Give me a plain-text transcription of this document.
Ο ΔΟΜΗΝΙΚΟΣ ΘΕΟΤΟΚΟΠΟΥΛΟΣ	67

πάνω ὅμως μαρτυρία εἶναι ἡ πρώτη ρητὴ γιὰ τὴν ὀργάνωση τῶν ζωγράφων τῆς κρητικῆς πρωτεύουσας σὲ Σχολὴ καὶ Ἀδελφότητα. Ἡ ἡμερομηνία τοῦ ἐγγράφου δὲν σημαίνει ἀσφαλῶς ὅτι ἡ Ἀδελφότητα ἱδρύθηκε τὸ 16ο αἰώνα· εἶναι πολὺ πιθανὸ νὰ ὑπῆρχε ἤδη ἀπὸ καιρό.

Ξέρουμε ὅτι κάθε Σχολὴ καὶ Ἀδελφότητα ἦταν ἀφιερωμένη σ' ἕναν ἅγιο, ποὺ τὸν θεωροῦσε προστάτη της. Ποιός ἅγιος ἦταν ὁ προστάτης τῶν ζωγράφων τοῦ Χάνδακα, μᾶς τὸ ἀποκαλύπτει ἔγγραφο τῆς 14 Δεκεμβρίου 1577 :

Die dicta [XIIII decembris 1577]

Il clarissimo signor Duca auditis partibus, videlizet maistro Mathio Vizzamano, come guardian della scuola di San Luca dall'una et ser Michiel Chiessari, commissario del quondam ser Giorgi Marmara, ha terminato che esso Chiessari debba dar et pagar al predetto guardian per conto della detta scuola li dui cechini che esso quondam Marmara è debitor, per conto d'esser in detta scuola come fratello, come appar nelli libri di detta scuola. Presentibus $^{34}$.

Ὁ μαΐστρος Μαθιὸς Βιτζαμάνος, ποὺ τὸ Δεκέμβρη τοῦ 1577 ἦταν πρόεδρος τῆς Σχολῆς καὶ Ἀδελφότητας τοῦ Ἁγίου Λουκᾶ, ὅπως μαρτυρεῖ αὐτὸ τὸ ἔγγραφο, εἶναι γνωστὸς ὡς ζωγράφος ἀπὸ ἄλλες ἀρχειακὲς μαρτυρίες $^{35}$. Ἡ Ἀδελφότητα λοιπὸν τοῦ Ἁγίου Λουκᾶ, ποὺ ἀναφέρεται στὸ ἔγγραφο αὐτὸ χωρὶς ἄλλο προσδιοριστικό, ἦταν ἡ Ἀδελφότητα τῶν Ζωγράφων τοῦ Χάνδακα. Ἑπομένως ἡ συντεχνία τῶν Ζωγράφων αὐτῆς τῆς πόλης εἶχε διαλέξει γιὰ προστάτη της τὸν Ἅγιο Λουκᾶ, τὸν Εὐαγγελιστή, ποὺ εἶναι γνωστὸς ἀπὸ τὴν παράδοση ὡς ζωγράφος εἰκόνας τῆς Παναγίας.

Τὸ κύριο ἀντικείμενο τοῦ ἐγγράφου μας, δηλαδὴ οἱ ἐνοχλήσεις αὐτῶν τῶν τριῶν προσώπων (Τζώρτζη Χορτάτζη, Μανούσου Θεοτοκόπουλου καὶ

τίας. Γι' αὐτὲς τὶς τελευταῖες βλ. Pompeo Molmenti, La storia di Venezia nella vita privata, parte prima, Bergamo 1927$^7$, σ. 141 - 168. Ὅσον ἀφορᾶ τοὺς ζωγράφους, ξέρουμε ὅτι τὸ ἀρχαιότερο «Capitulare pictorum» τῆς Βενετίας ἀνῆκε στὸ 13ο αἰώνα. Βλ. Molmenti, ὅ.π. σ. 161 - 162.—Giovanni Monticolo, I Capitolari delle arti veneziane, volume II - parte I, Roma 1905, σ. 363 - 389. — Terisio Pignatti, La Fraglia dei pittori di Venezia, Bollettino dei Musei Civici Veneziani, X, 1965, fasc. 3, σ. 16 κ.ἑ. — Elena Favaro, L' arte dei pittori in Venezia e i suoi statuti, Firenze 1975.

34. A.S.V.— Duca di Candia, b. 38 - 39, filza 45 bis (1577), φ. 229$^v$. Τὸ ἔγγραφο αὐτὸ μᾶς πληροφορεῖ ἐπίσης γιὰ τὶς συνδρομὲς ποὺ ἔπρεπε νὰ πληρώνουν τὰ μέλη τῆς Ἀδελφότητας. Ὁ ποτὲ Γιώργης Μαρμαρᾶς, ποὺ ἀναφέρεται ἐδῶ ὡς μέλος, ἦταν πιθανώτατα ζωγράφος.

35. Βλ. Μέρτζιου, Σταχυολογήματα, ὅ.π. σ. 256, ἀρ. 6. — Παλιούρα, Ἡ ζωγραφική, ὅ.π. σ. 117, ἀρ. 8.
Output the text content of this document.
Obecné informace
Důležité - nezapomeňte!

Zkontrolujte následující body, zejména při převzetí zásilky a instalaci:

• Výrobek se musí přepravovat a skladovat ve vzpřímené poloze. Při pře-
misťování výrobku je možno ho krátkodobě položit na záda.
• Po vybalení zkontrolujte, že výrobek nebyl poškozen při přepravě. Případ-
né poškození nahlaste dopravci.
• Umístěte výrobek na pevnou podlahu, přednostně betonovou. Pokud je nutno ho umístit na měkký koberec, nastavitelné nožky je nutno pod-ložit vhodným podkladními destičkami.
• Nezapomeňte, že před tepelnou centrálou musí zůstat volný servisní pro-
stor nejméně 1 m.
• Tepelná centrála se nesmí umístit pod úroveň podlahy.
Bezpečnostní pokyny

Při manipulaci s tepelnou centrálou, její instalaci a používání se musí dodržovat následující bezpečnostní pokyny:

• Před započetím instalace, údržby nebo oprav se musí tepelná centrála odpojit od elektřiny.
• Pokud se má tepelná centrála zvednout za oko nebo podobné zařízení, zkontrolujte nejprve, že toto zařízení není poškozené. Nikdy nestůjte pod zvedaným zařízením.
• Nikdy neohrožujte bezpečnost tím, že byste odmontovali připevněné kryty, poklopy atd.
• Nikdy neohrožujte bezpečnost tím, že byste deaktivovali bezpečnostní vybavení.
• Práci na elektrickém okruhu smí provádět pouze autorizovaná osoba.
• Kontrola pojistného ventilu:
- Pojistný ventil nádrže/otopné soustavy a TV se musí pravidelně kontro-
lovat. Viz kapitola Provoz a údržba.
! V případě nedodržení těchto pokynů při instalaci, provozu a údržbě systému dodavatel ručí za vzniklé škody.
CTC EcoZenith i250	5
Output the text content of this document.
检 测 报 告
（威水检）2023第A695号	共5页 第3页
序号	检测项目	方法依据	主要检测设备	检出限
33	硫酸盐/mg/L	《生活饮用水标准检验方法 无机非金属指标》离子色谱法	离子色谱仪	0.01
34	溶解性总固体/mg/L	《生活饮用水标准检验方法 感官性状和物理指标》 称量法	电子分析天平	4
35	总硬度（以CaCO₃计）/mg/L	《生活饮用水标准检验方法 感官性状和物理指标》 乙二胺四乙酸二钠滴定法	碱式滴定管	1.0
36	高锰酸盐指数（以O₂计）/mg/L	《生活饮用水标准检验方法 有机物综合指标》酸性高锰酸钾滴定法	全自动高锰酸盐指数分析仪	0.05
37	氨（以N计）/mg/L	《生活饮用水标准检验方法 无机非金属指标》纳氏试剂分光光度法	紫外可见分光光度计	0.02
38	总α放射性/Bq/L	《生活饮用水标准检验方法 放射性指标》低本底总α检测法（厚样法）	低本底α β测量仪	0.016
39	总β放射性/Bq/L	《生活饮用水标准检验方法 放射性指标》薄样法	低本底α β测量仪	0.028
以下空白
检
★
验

◇ ◇ ◇

> CHALLENGE
Using the listing above, return all lines where the word "生活饮用水标准检验方法" occurs.

> EXPECTED OUTPUT
33	硫酸盐/mg/L	《生活饮用水标准检验方法 无机非金属指标》离子色谱法	离子色谱仪	0.01
34	溶解性总固体/mg/L	《生活饮用水标准检验方法 感官性状和物理指标》 称量法	电子分析天平	4
35	总硬度（以CaCO₃计）/mg/L	《生活饮用水标准检验方法 感官性状和物理指标》 乙二胺四乙酸二钠滴定法	碱式滴定管	1.0
36	高锰酸盐指数（以O₂计）/mg/L	《生活饮用水标准检验方法 有机物综合指标》酸性高锰酸钾滴定法	全自动高锰酸盐指数分析仪	0.05
37	氨（以N计）/mg/L	《生活饮用水标准检验方法 无机非金属指标》纳氏试剂分光光度法	紫外可见分光光度计	0.02
38	总α放射性/Bq/L	《生活饮用水标准检验方法 放射性指标》低本底总α检测法（厚样法）	低本底α β测量仪	0.016
39	总β放射性/Bq/L	《生活饮用水标准检验方法 放射性指标》薄样法	低本底α β测量仪	0.028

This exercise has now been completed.